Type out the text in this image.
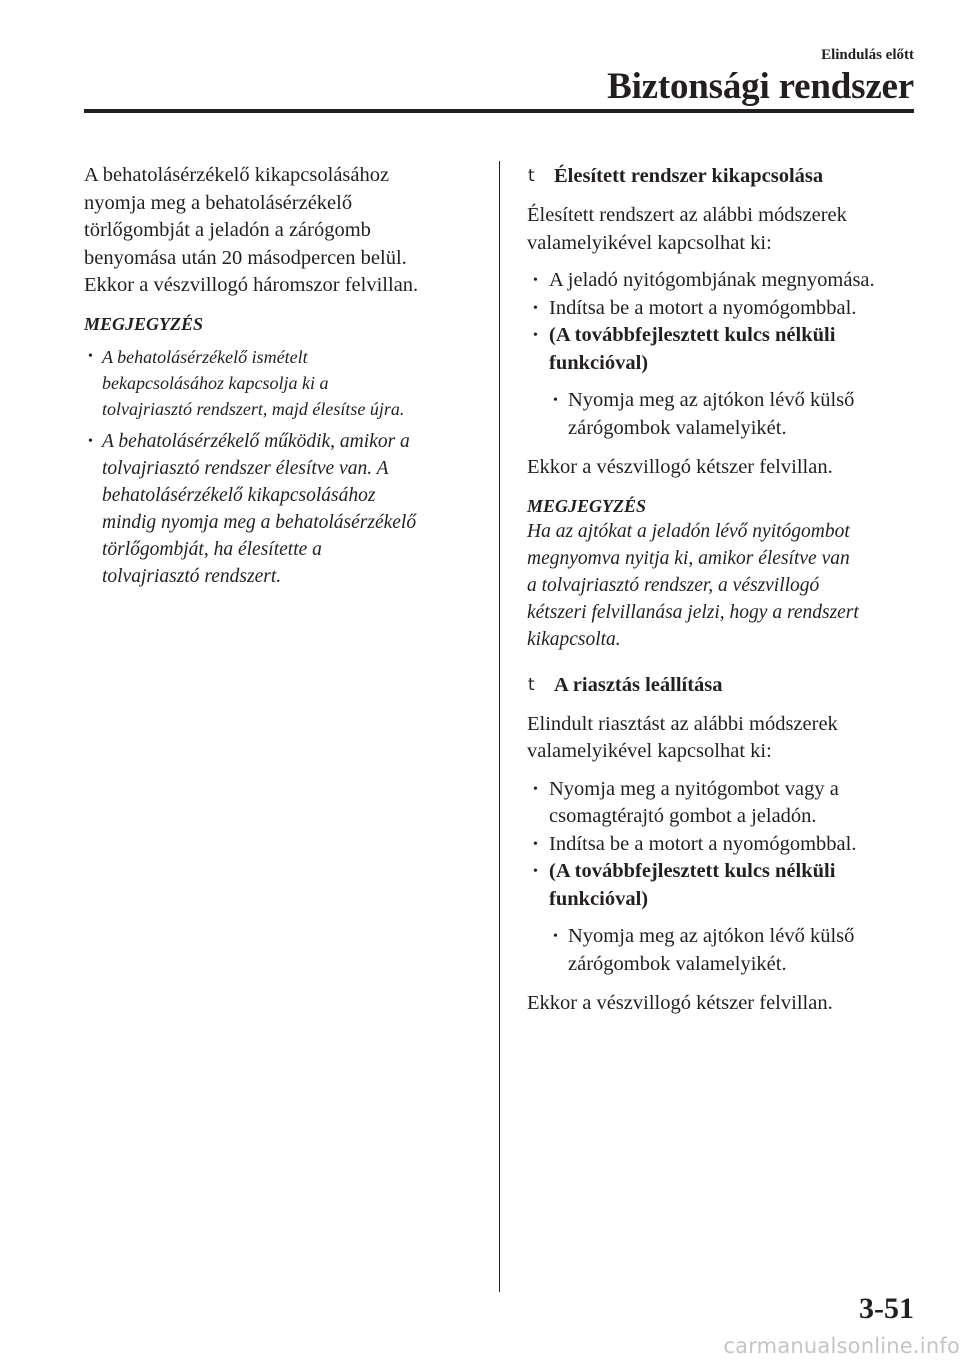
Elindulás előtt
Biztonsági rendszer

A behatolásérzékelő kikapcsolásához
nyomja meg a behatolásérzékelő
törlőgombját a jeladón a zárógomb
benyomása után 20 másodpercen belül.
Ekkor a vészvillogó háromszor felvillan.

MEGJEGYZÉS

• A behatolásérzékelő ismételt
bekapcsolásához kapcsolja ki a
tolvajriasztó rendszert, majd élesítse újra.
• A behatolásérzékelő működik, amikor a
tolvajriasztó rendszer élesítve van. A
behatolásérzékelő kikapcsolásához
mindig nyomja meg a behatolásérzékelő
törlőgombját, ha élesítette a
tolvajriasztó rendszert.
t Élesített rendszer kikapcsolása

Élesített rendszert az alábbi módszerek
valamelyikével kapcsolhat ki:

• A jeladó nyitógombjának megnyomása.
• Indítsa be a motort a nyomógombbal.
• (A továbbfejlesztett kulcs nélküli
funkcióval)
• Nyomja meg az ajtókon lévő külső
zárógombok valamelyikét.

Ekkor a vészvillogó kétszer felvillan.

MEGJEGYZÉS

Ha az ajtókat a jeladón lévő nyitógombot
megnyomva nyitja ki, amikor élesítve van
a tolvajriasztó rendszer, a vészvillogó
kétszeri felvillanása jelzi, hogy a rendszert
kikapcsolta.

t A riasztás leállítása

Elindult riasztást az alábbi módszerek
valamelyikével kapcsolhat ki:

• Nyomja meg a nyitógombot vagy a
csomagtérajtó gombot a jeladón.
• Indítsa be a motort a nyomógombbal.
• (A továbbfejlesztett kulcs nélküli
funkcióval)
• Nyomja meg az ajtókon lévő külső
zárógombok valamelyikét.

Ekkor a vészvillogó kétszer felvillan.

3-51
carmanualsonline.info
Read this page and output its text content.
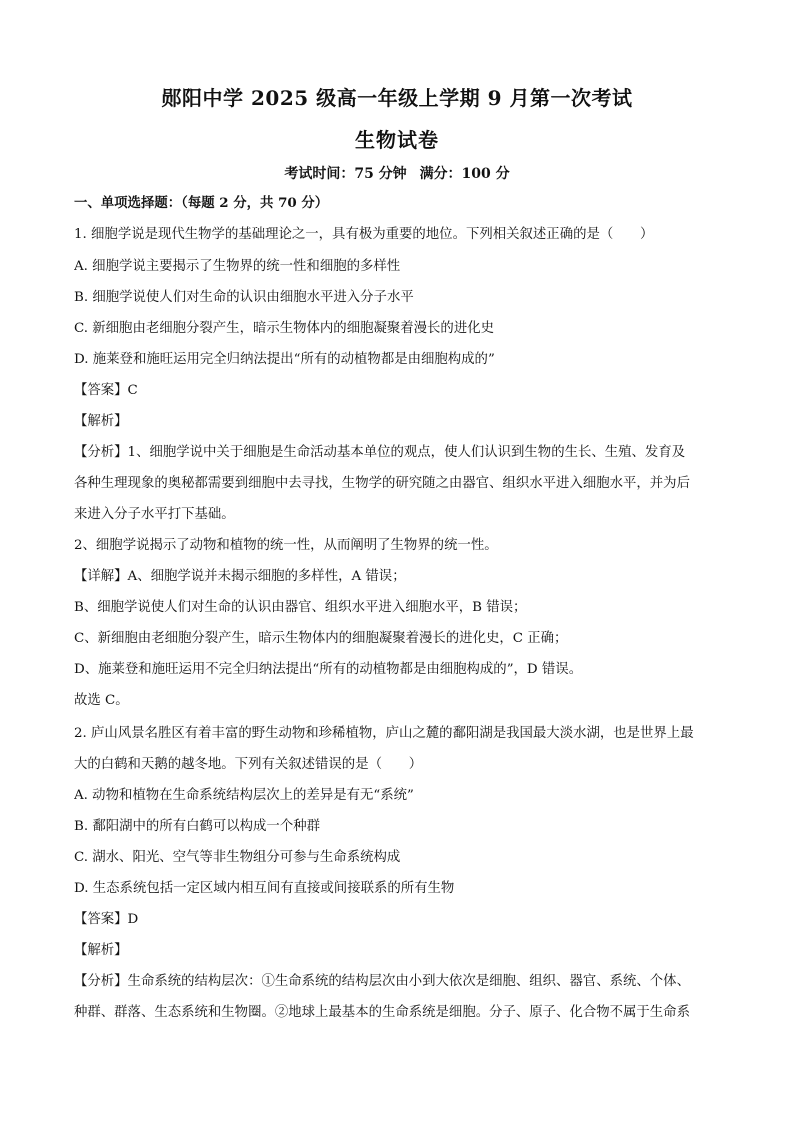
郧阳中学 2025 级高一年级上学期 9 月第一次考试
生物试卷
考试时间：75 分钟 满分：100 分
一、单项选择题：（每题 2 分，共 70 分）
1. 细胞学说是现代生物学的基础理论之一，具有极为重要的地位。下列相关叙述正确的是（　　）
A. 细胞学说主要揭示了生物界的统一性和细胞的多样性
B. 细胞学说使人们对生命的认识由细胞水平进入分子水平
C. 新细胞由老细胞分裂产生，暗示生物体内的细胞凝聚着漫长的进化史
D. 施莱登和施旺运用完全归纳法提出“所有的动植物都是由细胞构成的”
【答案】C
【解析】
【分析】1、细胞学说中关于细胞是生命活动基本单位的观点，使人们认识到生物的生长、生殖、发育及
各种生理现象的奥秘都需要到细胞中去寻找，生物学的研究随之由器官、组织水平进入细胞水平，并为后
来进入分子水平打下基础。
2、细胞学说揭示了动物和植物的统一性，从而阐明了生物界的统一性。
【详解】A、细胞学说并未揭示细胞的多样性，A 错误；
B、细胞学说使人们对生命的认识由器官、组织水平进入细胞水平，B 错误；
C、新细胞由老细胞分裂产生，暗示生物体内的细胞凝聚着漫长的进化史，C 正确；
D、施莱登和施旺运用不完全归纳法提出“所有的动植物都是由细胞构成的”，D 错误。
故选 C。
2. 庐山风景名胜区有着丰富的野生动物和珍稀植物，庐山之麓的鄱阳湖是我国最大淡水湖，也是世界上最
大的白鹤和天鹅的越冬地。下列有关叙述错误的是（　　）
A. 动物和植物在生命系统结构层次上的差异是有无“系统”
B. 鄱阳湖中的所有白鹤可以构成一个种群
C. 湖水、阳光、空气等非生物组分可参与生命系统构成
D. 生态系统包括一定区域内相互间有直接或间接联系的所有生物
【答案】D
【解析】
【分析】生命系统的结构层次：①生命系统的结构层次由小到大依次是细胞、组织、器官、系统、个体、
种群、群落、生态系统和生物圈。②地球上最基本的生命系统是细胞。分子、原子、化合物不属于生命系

Problem to work on: Copy the listing in full and without alteration, omitting every picture.

Output of the exercise:
Type out the text in this image.
Elindulás előtt
Biztonsági rendszer

A behatolásérzékelő kikapcsolásához
nyomja meg a behatolásérzékelő
törlőgombját a jeladón a zárógomb
benyomása után 20 másodpercen belül.
Ekkor a vészvillogó háromszor felvillan.

MEGJEGYZÉS

• A behatolásérzékelő ismételt
bekapcsolásához kapcsolja ki a
tolvajriasztó rendszert, majd élesítse újra.
• A behatolásérzékelő működik, amikor a
tolvajriasztó rendszer élesítve van. A
behatolásérzékelő kikapcsolásához
mindig nyomja meg a behatolásérzékelő
törlőgombját, ha élesítette a
tolvajriasztó rendszert.
t Élesített rendszer kikapcsolása

Élesített rendszert az alábbi módszerek
valamelyikével kapcsolhat ki:

• A jeladó nyitógombjának megnyomása.
• Indítsa be a motort a nyomógombbal.
• (A továbbfejlesztett kulcs nélküli
funkcióval)
• Nyomja meg az ajtókon lévő külső
zárógombok valamelyikét.

Ekkor a vészvillogó kétszer felvillan.

MEGJEGYZÉS

Ha az ajtókat a jeladón lévő nyitógombot
megnyomva nyitja ki, amikor élesítve van
a tolvajriasztó rendszer, a vészvillogó
kétszeri felvillanása jelzi, hogy a rendszert
kikapcsolta.

t A riasztás leállítása

Elindult riasztást az alábbi módszerek
valamelyikével kapcsolhat ki:

• Nyomja meg a nyitógombot vagy a
csomagtérajtó gombot a jeladón.
• Indítsa be a motort a nyomógombbal.
• (A továbbfejlesztett kulcs nélküli
funkcióval)
• Nyomja meg az ajtókon lévő külső
zárógombok valamelyikét.

Ekkor a vészvillogó kétszer felvillan.

3-51
carmanualsonline.info
Read this page and output its text content.
郧阳中学 2025 级高一年级上学期 9 月第一次考试
生物试卷
考试时间：75 分钟 满分：100 分
一、单项选择题：（每题 2 分，共 70 分）
1. 细胞学说是现代生物学的基础理论之一，具有极为重要的地位。下列相关叙述正确的是（　　）
A. 细胞学说主要揭示了生物界的统一性和细胞的多样性
B. 细胞学说使人们对生命的认识由细胞水平进入分子水平
C. 新细胞由老细胞分裂产生，暗示生物体内的细胞凝聚着漫长的进化史
D. 施莱登和施旺运用完全归纳法提出“所有的动植物都是由细胞构成的”
【答案】C
【解析】
【分析】1、细胞学说中关于细胞是生命活动基本单位的观点，使人们认识到生物的生长、生殖、发育及
各种生理现象的奥秘都需要到细胞中去寻找，生物学的研究随之由器官、组织水平进入细胞水平，并为后
来进入分子水平打下基础。
2、细胞学说揭示了动物和植物的统一性，从而阐明了生物界的统一性。
【详解】A、细胞学说并未揭示细胞的多样性，A 错误；
B、细胞学说使人们对生命的认识由器官、组织水平进入细胞水平，B 错误；
C、新细胞由老细胞分裂产生，暗示生物体内的细胞凝聚着漫长的进化史，C 正确；
D、施莱登和施旺运用不完全归纳法提出“所有的动植物都是由细胞构成的”，D 错误。
故选 C。
2. 庐山风景名胜区有着丰富的野生动物和珍稀植物，庐山之麓的鄱阳湖是我国最大淡水湖，也是世界上最
大的白鹤和天鹅的越冬地。下列有关叙述错误的是（　　）
A. 动物和植物在生命系统结构层次上的差异是有无“系统”
B. 鄱阳湖中的所有白鹤可以构成一个种群
C. 湖水、阳光、空气等非生物组分可参与生命系统构成
D. 生态系统包括一定区域内相互间有直接或间接联系的所有生物
【答案】D
【解析】
【分析】生命系统的结构层次：①生命系统的结构层次由小到大依次是细胞、组织、器官、系统、个体、
种群、群落、生态系统和生物圈。②地球上最基本的生命系统是细胞。分子、原子、化合物不属于生命系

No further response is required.